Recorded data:
# # #

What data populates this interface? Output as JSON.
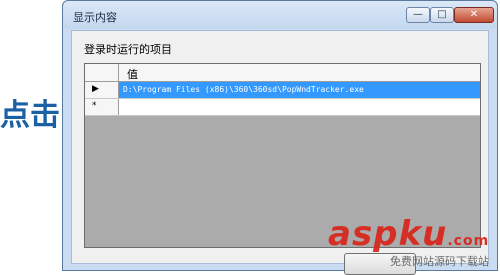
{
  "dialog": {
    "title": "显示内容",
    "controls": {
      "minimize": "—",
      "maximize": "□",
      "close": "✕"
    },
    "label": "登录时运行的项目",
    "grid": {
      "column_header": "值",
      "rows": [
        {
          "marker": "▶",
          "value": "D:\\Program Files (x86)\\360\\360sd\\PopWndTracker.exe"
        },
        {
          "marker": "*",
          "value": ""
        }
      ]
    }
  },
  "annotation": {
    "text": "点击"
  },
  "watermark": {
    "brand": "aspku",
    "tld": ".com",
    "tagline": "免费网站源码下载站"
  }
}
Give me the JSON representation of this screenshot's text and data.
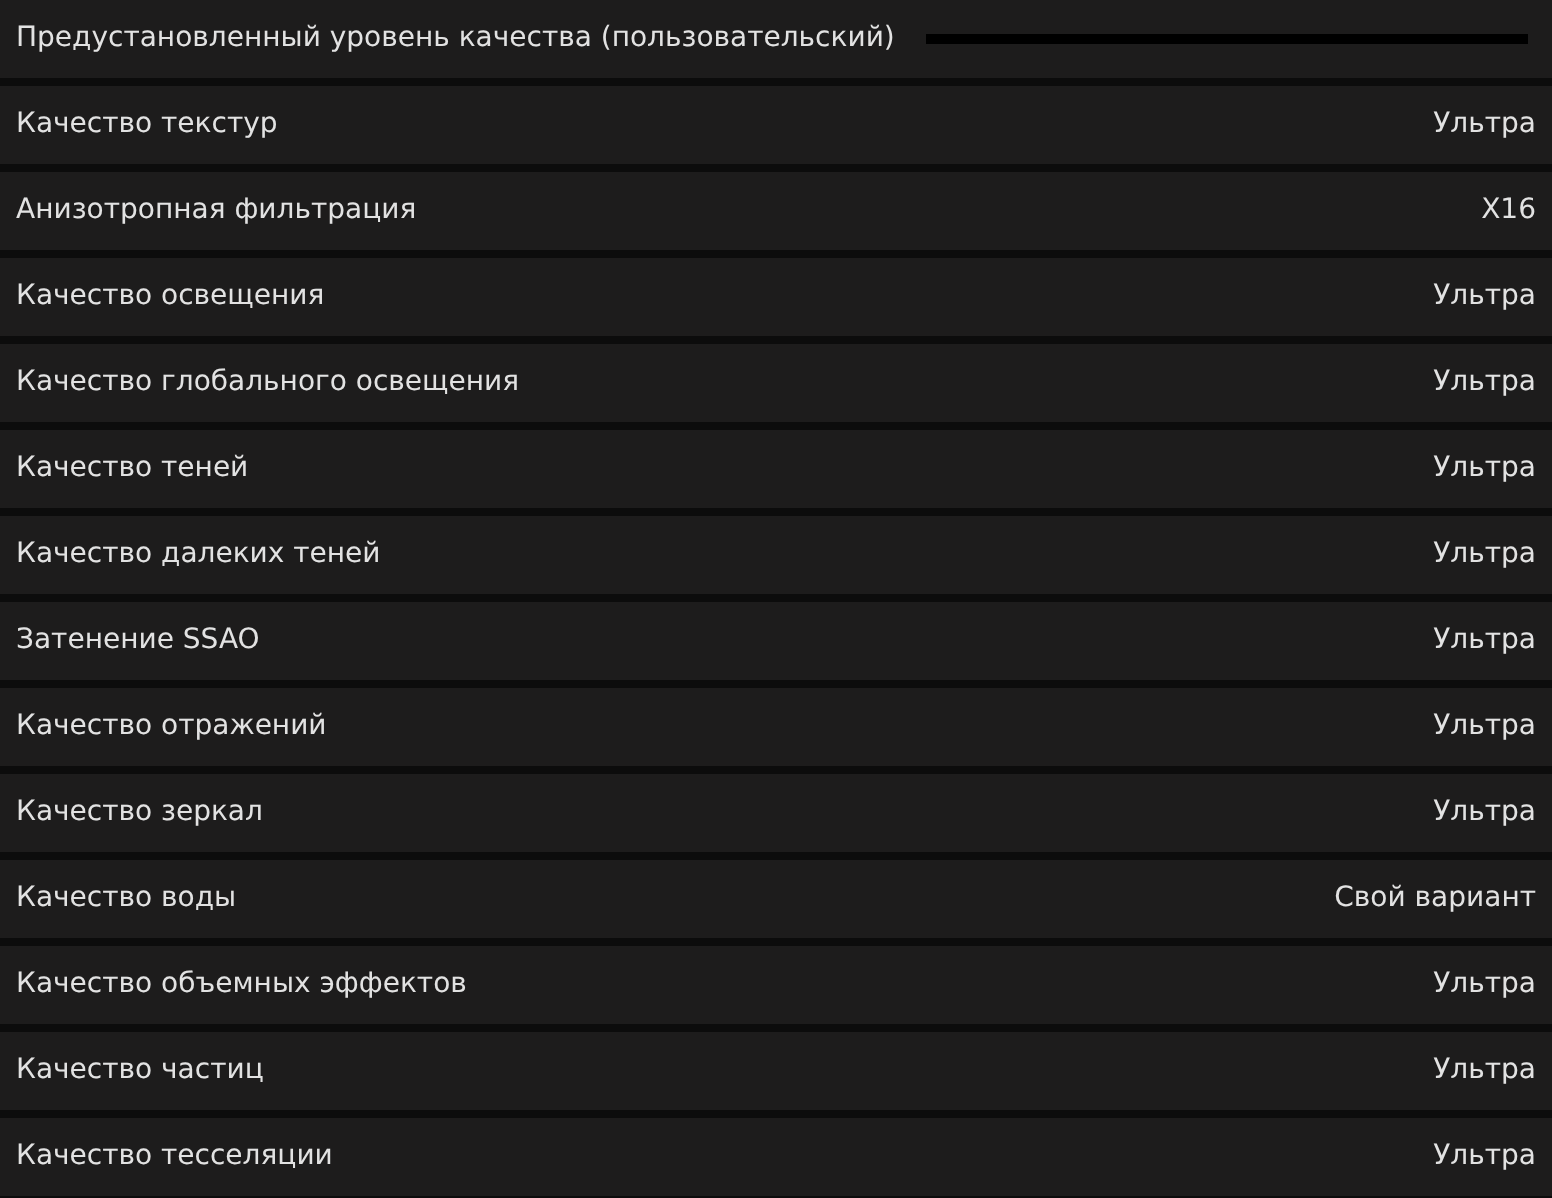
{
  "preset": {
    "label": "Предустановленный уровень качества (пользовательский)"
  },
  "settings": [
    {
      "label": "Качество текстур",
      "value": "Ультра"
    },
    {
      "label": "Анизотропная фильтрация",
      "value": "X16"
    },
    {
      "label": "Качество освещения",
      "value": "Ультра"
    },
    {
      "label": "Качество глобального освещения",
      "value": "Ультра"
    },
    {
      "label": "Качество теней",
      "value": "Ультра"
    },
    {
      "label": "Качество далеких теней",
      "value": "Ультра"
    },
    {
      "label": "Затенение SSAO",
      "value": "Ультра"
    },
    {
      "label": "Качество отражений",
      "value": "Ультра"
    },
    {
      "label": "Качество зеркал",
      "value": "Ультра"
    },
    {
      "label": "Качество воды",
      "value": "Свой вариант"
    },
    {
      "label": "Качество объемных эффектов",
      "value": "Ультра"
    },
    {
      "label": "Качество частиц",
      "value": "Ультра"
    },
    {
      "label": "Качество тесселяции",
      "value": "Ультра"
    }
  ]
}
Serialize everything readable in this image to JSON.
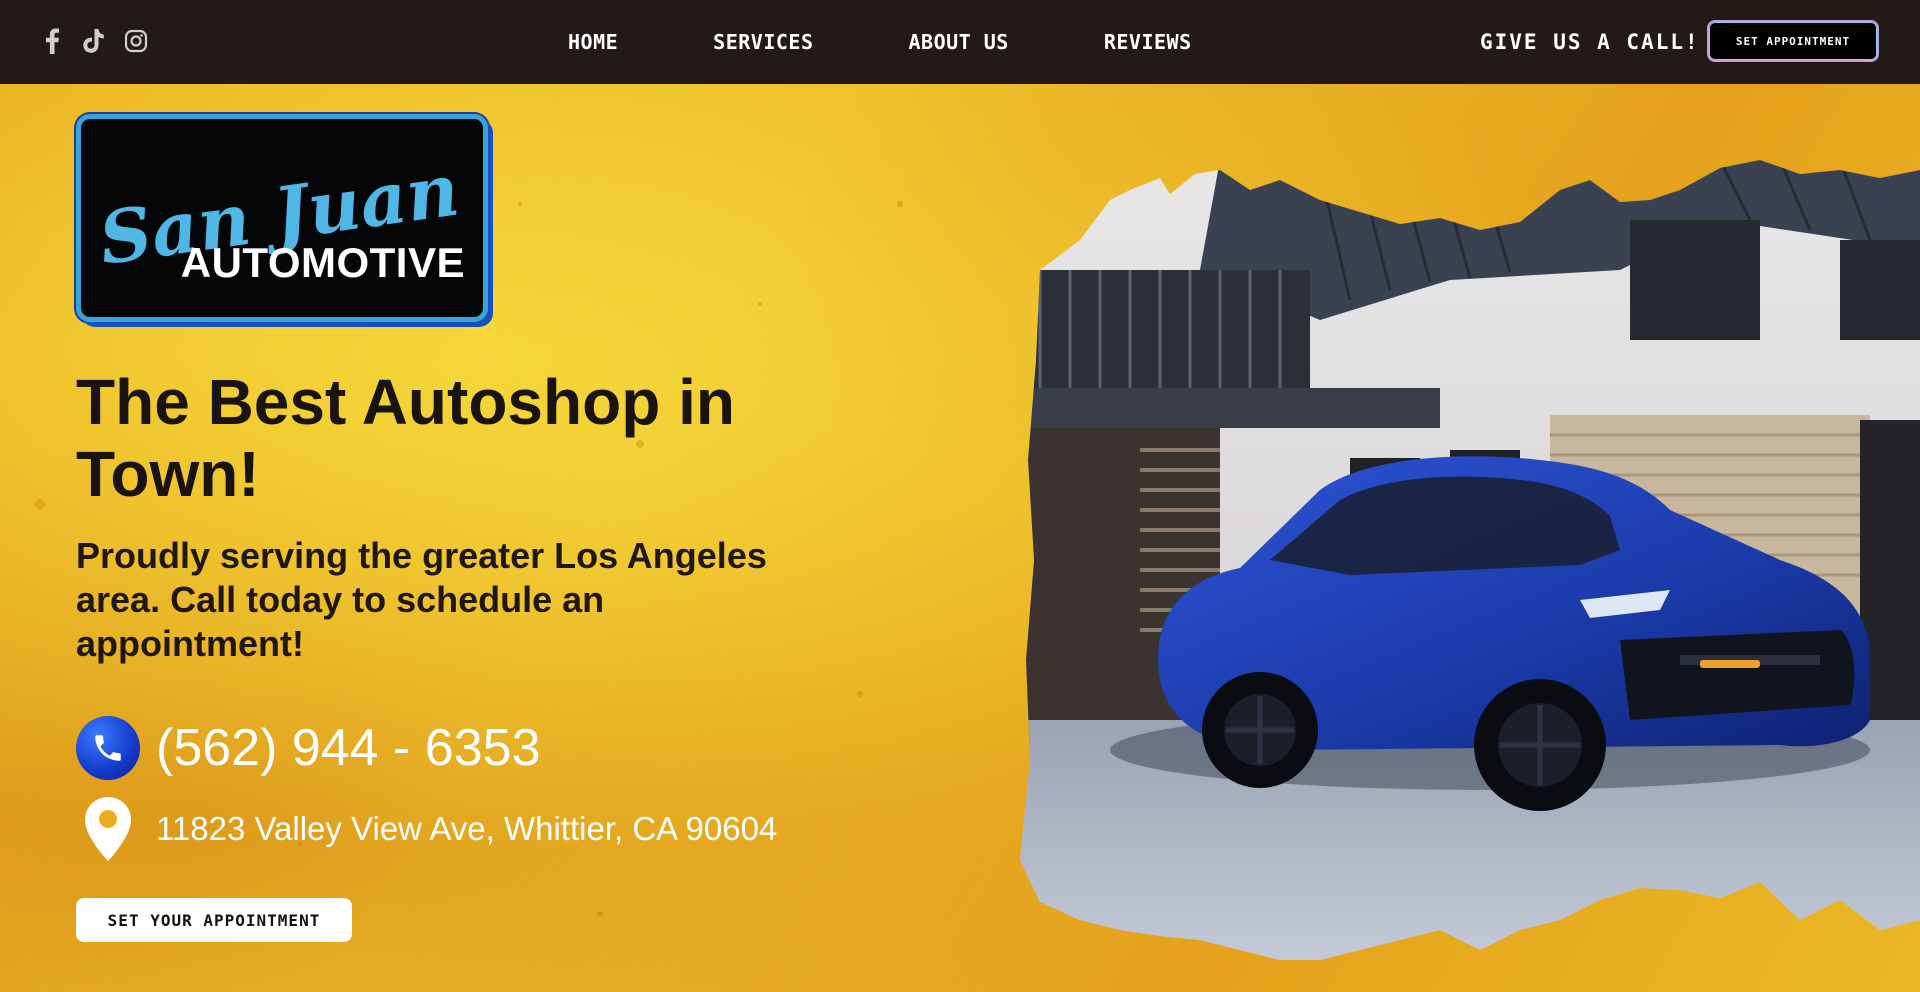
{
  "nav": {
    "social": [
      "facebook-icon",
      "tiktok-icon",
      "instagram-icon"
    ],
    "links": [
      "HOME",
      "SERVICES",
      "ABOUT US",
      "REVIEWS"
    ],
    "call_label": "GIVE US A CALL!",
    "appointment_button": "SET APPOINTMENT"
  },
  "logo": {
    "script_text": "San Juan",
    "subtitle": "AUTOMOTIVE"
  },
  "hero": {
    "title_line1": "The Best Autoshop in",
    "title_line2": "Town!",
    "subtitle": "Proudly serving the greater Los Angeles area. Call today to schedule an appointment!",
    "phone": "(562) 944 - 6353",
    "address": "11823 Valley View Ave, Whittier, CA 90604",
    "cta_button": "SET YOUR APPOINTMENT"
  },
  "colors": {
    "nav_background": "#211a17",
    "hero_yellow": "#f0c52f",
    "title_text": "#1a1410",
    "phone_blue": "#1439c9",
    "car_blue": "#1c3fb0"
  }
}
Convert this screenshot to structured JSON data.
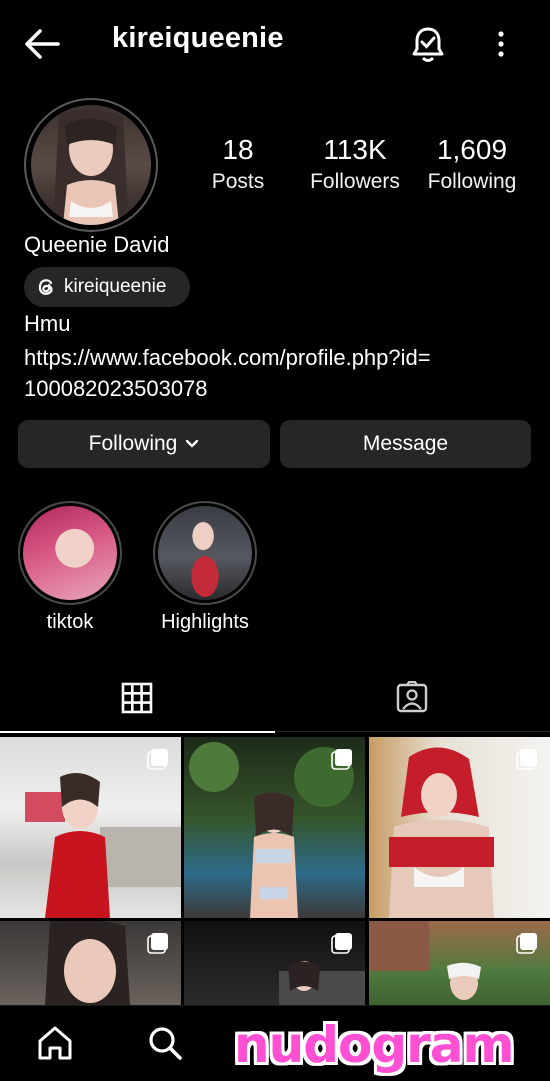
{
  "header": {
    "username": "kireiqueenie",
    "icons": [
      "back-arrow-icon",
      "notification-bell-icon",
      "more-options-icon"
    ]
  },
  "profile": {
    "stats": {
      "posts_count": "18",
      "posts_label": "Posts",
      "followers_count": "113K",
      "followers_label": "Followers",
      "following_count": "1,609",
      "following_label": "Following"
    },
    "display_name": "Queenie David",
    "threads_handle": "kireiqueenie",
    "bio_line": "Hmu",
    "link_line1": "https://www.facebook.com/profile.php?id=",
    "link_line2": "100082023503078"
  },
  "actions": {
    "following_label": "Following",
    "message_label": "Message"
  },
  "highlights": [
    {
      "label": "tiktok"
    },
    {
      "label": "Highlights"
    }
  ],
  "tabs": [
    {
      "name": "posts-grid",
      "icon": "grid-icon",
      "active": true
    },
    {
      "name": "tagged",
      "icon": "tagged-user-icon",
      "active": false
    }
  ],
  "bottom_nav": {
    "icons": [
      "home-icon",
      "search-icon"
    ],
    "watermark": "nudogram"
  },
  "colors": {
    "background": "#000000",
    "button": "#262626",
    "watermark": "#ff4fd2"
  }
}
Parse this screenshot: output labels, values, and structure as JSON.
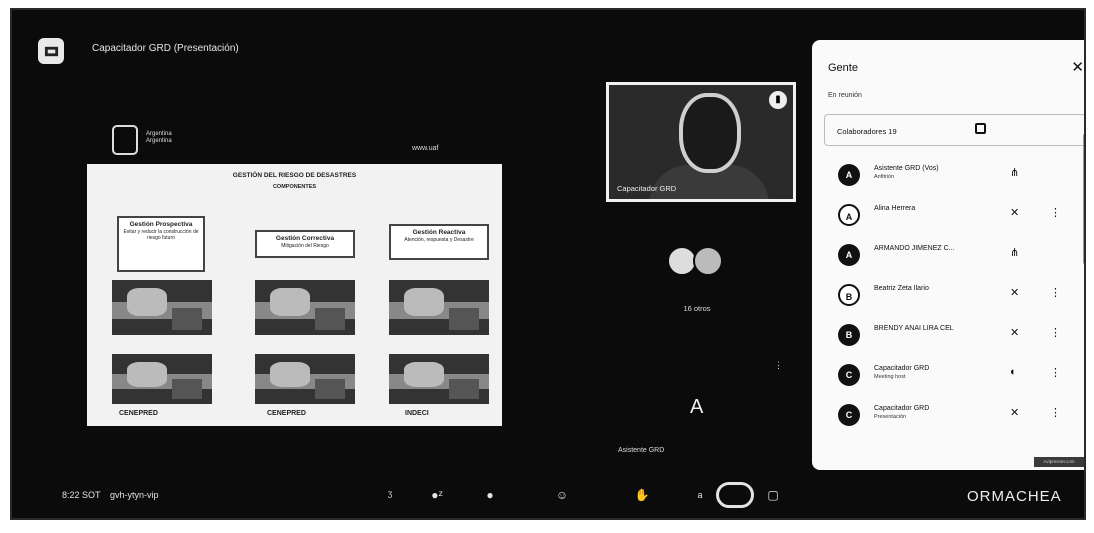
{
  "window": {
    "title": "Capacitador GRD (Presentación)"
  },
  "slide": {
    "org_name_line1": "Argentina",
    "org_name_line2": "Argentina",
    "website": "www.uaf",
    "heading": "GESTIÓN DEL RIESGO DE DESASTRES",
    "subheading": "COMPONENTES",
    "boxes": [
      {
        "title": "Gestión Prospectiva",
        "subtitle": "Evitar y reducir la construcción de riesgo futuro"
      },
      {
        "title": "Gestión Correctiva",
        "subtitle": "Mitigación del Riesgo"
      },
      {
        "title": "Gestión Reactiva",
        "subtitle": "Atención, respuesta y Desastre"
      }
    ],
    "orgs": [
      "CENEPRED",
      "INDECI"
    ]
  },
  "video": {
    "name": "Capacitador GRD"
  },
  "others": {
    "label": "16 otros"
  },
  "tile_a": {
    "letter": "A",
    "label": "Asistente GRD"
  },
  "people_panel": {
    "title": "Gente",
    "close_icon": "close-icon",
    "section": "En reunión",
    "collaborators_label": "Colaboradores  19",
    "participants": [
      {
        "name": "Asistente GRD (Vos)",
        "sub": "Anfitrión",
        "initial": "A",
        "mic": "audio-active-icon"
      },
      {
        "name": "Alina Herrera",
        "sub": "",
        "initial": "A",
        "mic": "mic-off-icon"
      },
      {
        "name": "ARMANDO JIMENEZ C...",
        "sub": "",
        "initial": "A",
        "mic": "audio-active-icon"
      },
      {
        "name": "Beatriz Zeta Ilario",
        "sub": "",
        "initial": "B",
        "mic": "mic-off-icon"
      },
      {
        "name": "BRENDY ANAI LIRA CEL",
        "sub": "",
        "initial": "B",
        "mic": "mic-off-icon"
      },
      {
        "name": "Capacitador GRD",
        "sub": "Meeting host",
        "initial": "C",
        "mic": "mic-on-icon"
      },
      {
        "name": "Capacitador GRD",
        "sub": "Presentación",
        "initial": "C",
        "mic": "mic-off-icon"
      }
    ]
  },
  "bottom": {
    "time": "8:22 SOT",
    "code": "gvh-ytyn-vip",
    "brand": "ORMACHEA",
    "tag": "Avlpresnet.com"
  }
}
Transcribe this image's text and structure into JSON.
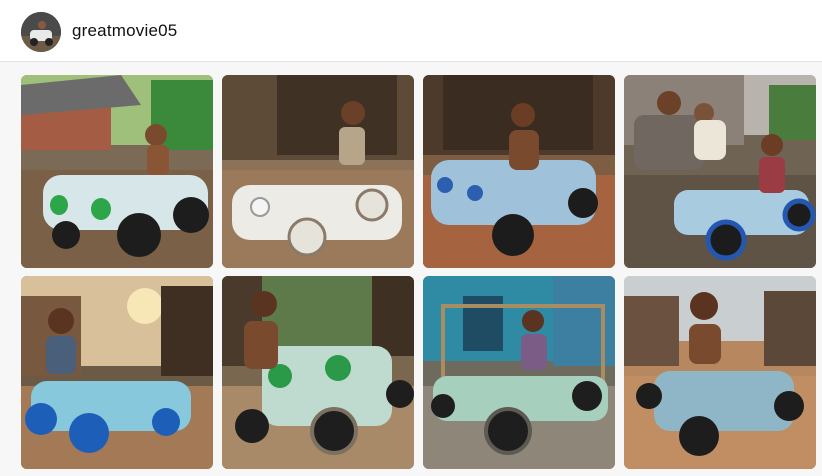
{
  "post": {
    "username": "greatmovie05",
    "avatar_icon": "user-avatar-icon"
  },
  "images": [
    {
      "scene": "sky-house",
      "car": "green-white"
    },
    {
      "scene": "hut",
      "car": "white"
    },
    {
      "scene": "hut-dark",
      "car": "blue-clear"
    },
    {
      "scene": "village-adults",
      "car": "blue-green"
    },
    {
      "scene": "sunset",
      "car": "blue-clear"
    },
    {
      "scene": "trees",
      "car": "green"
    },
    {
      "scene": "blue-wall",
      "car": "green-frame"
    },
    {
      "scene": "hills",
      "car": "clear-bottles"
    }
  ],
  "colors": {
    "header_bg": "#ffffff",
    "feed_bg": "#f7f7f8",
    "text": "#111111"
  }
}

# # #

TASK GOAL:
Set down every record once more, word for word, without pictures.

RESPONSE BELOW:
What data populates this interface? Output as JSON.
{
  "dialog": {
    "title": "显示内容",
    "controls": {
      "minimize": "—",
      "maximize": "□",
      "close": "✕"
    },
    "label": "登录时运行的项目",
    "grid": {
      "column_header": "值",
      "rows": [
        {
          "marker": "▶",
          "value": "D:\\Program Files (x86)\\360\\360sd\\PopWndTracker.exe"
        },
        {
          "marker": "*",
          "value": ""
        }
      ]
    }
  },
  "annotation": {
    "text": "点击"
  },
  "watermark": {
    "brand": "aspku",
    "tld": ".com",
    "tagline": "免费网站源码下载站"
  }
}
Give me the JSON representation of this screenshot's text and data.
{
  "preset": {
    "label": "Предустановленный уровень качества (пользовательский)"
  },
  "settings": [
    {
      "label": "Качество текстур",
      "value": "Ультра"
    },
    {
      "label": "Анизотропная фильтрация",
      "value": "X16"
    },
    {
      "label": "Качество освещения",
      "value": "Ультра"
    },
    {
      "label": "Качество глобального освещения",
      "value": "Ультра"
    },
    {
      "label": "Качество теней",
      "value": "Ультра"
    },
    {
      "label": "Качество далеких теней",
      "value": "Ультра"
    },
    {
      "label": "Затенение SSAO",
      "value": "Ультра"
    },
    {
      "label": "Качество отражений",
      "value": "Ультра"
    },
    {
      "label": "Качество зеркал",
      "value": "Ультра"
    },
    {
      "label": "Качество воды",
      "value": "Свой вариант"
    },
    {
      "label": "Качество объемных эффектов",
      "value": "Ультра"
    },
    {
      "label": "Качество частиц",
      "value": "Ультра"
    },
    {
      "label": "Качество тесселяции",
      "value": "Ультра"
    }
  ]
}
Serialize everything readable in this image to JSON.
{
  "nav": {
    "social": [
      "facebook-icon",
      "tiktok-icon",
      "instagram-icon"
    ],
    "links": [
      "HOME",
      "SERVICES",
      "ABOUT US",
      "REVIEWS"
    ],
    "call_label": "GIVE US A CALL!",
    "appointment_button": "SET APPOINTMENT"
  },
  "logo": {
    "script_text": "San Juan",
    "subtitle": "AUTOMOTIVE"
  },
  "hero": {
    "title_line1": "The Best Autoshop in",
    "title_line2": "Town!",
    "subtitle": "Proudly serving the greater Los Angeles area. Call today to schedule an appointment!",
    "phone": "(562) 944 - 6353",
    "address": "11823 Valley View Ave, Whittier, CA 90604",
    "cta_button": "SET YOUR APPOINTMENT"
  },
  "colors": {
    "nav_background": "#211a17",
    "hero_yellow": "#f0c52f",
    "title_text": "#1a1410",
    "phone_blue": "#1439c9",
    "car_blue": "#1c3fb0"
  }
}
Convert this screenshot to structured JSON data.
{
  "header": {
    "username": "kireiqueenie",
    "icons": [
      "back-arrow-icon",
      "notification-bell-icon",
      "more-options-icon"
    ]
  },
  "profile": {
    "stats": {
      "posts_count": "18",
      "posts_label": "Posts",
      "followers_count": "113K",
      "followers_label": "Followers",
      "following_count": "1,609",
      "following_label": "Following"
    },
    "display_name": "Queenie David",
    "threads_handle": "kireiqueenie",
    "bio_line": "Hmu",
    "link_line1": "https://www.facebook.com/profile.php?id=",
    "link_line2": "100082023503078"
  },
  "actions": {
    "following_label": "Following",
    "message_label": "Message"
  },
  "highlights": [
    {
      "label": "tiktok"
    },
    {
      "label": "Highlights"
    }
  ],
  "tabs": [
    {
      "name": "posts-grid",
      "icon": "grid-icon",
      "active": true
    },
    {
      "name": "tagged",
      "icon": "tagged-user-icon",
      "active": false
    }
  ],
  "bottom_nav": {
    "icons": [
      "home-icon",
      "search-icon"
    ],
    "watermark": "nudogram"
  },
  "colors": {
    "background": "#000000",
    "button": "#262626",
    "watermark": "#ff4fd2"
  }
}
Parse this screenshot: output labels, values, and structure as JSON.
{
  "window": {
    "title": "Capacitador GRD (Presentación)"
  },
  "slide": {
    "org_name_line1": "Argentina",
    "org_name_line2": "Argentina",
    "website": "www.uaf",
    "heading": "GESTIÓN DEL RIESGO DE DESASTRES",
    "subheading": "COMPONENTES",
    "boxes": [
      {
        "title": "Gestión Prospectiva",
        "subtitle": "Evitar y reducir la construcción de riesgo futuro"
      },
      {
        "title": "Gestión Correctiva",
        "subtitle": "Mitigación del Riesgo"
      },
      {
        "title": "Gestión Reactiva",
        "subtitle": "Atención, respuesta y Desastre"
      }
    ],
    "orgs": [
      "CENEPRED",
      "INDECI"
    ]
  },
  "video": {
    "name": "Capacitador GRD"
  },
  "others": {
    "label": "16 otros"
  },
  "tile_a": {
    "letter": "A",
    "label": "Asistente GRD"
  },
  "people_panel": {
    "title": "Gente",
    "close_icon": "close-icon",
    "section": "En reunión",
    "collaborators_label": "Colaboradores  19",
    "participants": [
      {
        "name": "Asistente GRD (Vos)",
        "sub": "Anfitrión",
        "initial": "A",
        "mic": "audio-active-icon"
      },
      {
        "name": "Alina Herrera",
        "sub": "",
        "initial": "A",
        "mic": "mic-off-icon"
      },
      {
        "name": "ARMANDO JIMENEZ C...",
        "sub": "",
        "initial": "A",
        "mic": "audio-active-icon"
      },
      {
        "name": "Beatriz Zeta Ilario",
        "sub": "",
        "initial": "B",
        "mic": "mic-off-icon"
      },
      {
        "name": "BRENDY ANAI LIRA CEL",
        "sub": "",
        "initial": "B",
        "mic": "mic-off-icon"
      },
      {
        "name": "Capacitador GRD",
        "sub": "Meeting host",
        "initial": "C",
        "mic": "mic-on-icon"
      },
      {
        "name": "Capacitador GRD",
        "sub": "Presentación",
        "initial": "C",
        "mic": "mic-off-icon"
      }
    ]
  },
  "bottom": {
    "time": "8:22 SOT",
    "code": "gvh-ytyn-vip",
    "brand": "ORMACHEA",
    "tag": "Avlpresnet.com"
  }
}
Transcribe this image's text and structure into JSON.
{
  "post": {
    "username": "greatmovie05",
    "avatar_icon": "user-avatar-icon"
  },
  "images": [
    {
      "scene": "sky-house",
      "car": "green-white"
    },
    {
      "scene": "hut",
      "car": "white"
    },
    {
      "scene": "hut-dark",
      "car": "blue-clear"
    },
    {
      "scene": "village-adults",
      "car": "blue-green"
    },
    {
      "scene": "sunset",
      "car": "blue-clear"
    },
    {
      "scene": "trees",
      "car": "green"
    },
    {
      "scene": "blue-wall",
      "car": "green-frame"
    },
    {
      "scene": "hills",
      "car": "clear-bottles"
    }
  ],
  "colors": {
    "header_bg": "#ffffff",
    "feed_bg": "#f7f7f8",
    "text": "#111111"
  }
}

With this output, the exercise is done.